──────── Data entries ────────

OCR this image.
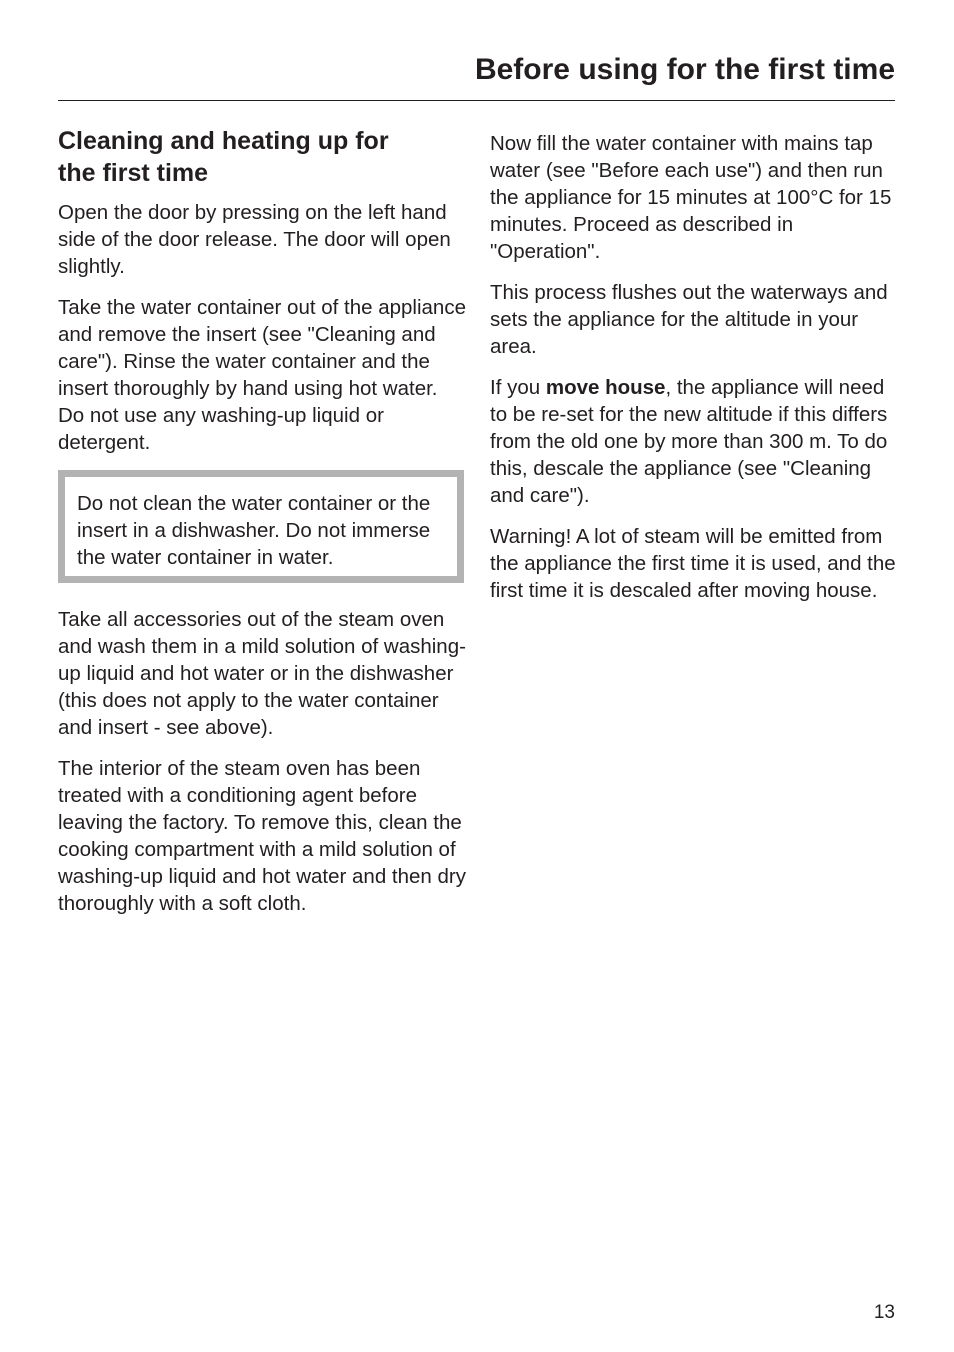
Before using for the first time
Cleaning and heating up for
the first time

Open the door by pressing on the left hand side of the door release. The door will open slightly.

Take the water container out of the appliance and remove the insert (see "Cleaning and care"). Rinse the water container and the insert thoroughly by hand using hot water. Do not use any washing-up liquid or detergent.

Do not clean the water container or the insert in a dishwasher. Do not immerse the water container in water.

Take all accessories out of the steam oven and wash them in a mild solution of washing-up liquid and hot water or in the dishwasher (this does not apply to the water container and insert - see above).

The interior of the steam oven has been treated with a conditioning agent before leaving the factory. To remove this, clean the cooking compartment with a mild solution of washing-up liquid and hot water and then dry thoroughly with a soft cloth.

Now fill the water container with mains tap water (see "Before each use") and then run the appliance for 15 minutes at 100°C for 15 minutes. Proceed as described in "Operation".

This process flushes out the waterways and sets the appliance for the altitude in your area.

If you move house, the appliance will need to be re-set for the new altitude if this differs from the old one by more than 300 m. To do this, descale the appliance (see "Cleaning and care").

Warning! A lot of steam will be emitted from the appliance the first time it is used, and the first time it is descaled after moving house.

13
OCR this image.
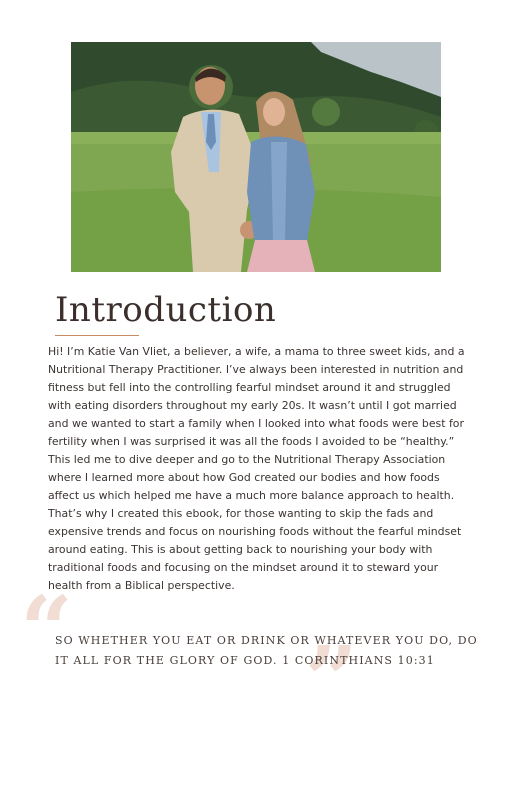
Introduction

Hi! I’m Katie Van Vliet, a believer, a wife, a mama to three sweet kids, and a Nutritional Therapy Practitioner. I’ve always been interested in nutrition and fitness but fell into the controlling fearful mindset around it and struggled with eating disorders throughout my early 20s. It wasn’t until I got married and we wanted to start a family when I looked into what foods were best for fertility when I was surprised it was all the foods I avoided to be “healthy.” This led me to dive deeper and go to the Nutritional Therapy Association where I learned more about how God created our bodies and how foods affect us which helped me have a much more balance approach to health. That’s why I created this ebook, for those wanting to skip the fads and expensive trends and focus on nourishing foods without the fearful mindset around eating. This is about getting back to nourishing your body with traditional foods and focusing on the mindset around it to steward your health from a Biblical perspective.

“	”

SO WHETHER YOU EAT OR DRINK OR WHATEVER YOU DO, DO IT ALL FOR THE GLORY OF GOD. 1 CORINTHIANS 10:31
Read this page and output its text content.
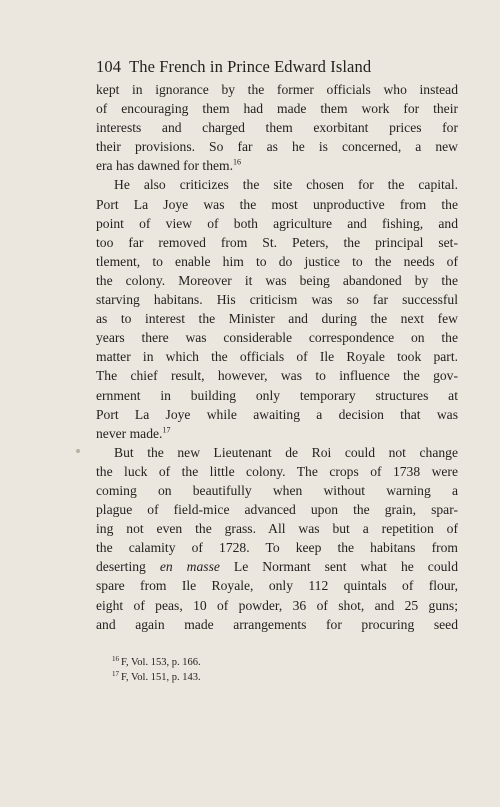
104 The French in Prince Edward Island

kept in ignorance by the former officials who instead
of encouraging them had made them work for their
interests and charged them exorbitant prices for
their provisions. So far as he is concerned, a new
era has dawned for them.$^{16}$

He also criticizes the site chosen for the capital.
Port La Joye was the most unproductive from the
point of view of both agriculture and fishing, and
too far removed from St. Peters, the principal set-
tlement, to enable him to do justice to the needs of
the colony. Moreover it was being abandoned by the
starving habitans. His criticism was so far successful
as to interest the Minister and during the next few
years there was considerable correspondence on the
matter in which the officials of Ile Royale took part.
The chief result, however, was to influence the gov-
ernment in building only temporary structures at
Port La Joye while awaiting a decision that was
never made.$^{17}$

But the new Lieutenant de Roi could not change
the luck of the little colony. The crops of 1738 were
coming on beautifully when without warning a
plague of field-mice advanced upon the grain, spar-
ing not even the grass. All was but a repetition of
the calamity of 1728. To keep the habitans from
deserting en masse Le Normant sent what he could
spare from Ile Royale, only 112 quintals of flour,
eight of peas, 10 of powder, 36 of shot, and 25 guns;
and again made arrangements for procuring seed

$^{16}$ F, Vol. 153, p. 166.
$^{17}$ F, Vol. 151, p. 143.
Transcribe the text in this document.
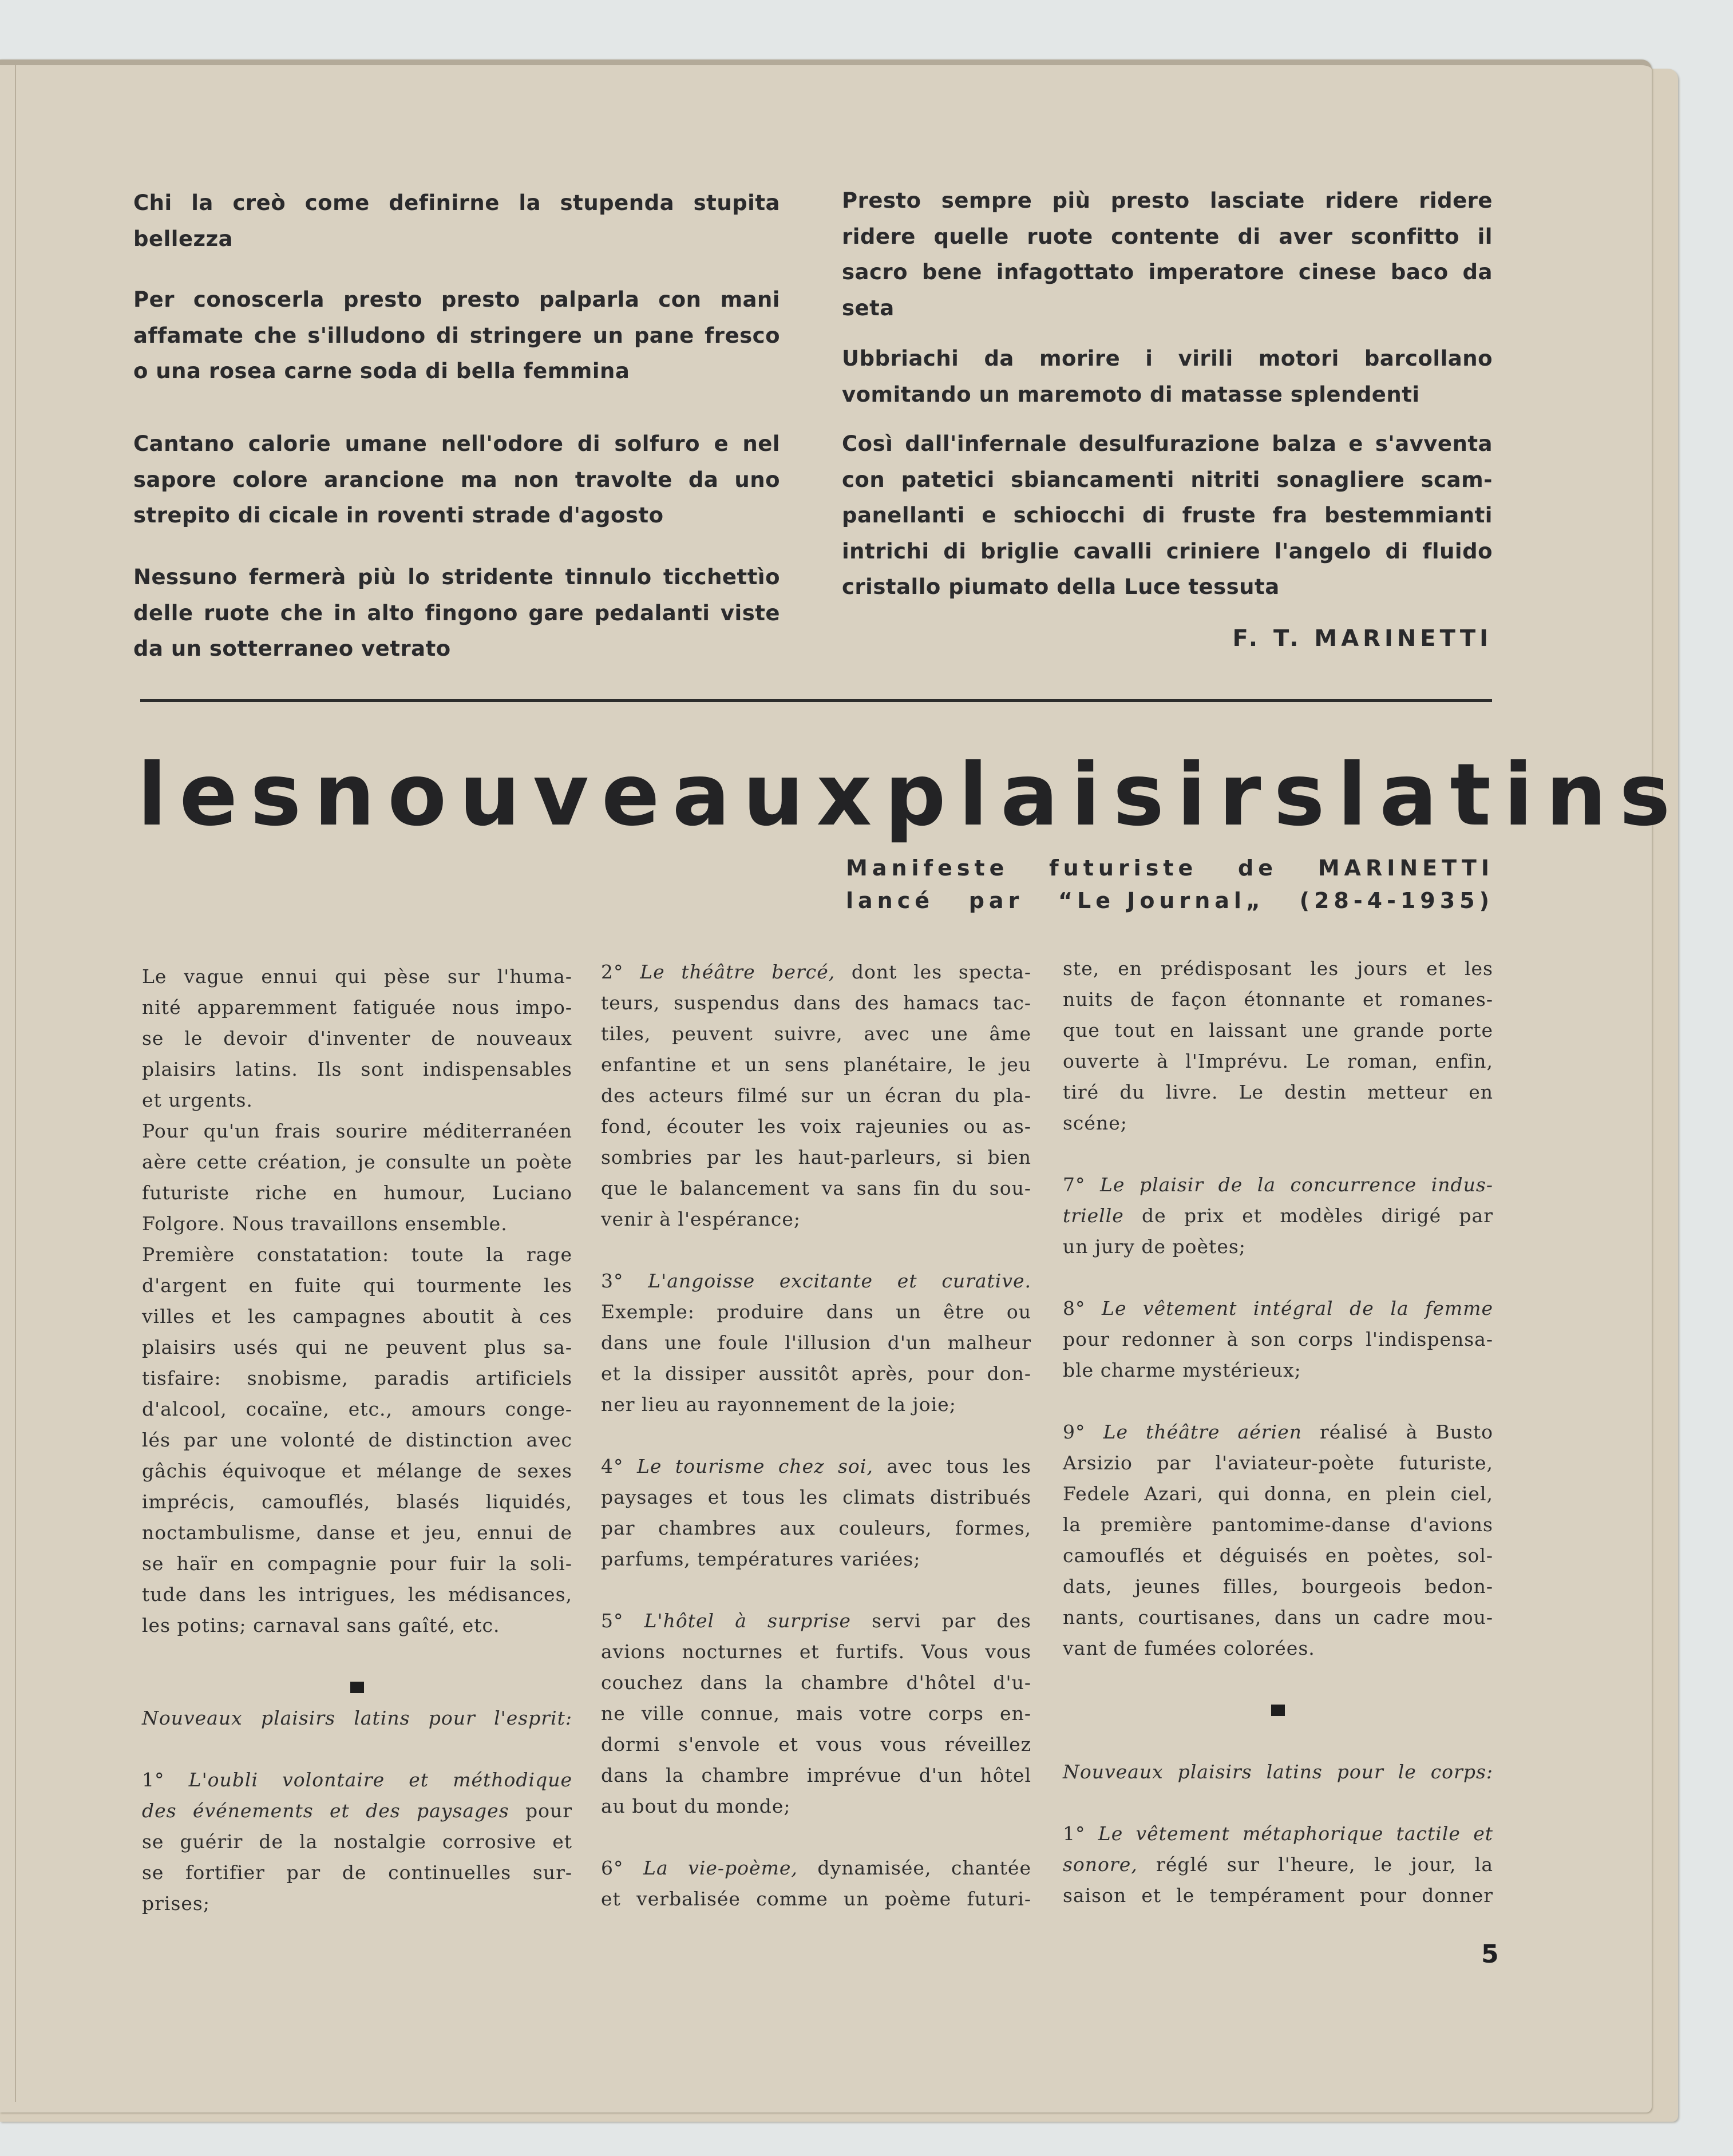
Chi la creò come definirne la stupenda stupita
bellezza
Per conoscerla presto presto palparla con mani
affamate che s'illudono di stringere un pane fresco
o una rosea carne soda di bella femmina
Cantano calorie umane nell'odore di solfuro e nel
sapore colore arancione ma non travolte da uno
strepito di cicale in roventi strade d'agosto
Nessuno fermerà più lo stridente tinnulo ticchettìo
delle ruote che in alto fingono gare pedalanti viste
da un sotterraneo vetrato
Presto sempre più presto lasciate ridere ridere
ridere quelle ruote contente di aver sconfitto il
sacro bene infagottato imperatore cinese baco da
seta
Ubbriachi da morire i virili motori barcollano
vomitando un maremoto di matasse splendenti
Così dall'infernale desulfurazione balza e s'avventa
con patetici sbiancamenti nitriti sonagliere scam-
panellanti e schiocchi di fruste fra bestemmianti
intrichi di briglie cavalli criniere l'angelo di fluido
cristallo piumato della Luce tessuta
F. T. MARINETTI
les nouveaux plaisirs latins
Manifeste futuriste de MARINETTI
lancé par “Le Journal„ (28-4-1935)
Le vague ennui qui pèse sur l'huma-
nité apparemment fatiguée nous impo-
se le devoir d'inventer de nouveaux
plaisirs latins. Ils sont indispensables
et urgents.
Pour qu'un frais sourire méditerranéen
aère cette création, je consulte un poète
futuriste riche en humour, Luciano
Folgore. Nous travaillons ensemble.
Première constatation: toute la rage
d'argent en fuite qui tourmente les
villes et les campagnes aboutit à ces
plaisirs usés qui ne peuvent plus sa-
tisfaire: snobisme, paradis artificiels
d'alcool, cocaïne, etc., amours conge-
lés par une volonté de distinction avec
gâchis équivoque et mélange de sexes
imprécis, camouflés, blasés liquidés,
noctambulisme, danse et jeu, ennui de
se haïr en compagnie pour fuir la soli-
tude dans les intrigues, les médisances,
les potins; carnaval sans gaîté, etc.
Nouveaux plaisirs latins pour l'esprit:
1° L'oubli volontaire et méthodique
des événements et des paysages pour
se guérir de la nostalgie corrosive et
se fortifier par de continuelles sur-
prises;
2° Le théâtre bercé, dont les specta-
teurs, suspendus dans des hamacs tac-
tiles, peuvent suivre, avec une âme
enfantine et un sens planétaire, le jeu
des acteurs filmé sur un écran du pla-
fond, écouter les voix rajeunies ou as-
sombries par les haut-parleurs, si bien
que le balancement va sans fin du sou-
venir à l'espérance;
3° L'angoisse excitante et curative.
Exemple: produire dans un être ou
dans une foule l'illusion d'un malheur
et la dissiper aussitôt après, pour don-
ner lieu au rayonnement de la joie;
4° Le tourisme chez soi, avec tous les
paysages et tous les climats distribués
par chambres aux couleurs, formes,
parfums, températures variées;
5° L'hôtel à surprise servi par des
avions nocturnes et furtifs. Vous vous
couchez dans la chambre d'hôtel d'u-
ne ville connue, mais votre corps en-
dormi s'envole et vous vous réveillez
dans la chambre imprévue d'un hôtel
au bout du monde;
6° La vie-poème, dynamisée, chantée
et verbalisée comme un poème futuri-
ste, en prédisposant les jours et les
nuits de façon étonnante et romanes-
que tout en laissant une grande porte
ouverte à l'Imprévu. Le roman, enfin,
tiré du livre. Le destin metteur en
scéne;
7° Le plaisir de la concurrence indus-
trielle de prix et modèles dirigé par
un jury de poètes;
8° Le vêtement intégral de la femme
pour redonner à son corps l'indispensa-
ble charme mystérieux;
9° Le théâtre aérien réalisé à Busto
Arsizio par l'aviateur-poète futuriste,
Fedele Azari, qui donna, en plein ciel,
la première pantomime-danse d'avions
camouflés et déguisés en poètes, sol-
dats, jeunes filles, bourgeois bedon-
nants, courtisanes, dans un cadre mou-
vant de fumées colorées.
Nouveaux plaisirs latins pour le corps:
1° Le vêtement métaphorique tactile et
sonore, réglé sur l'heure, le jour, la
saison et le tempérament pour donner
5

────────

*Task prompt*
List the lines that contain the word "colony".

*Solution to the problem*
the colony. Moreover it was being abandoned by the
the luck of the little colony. The crops of 1738 were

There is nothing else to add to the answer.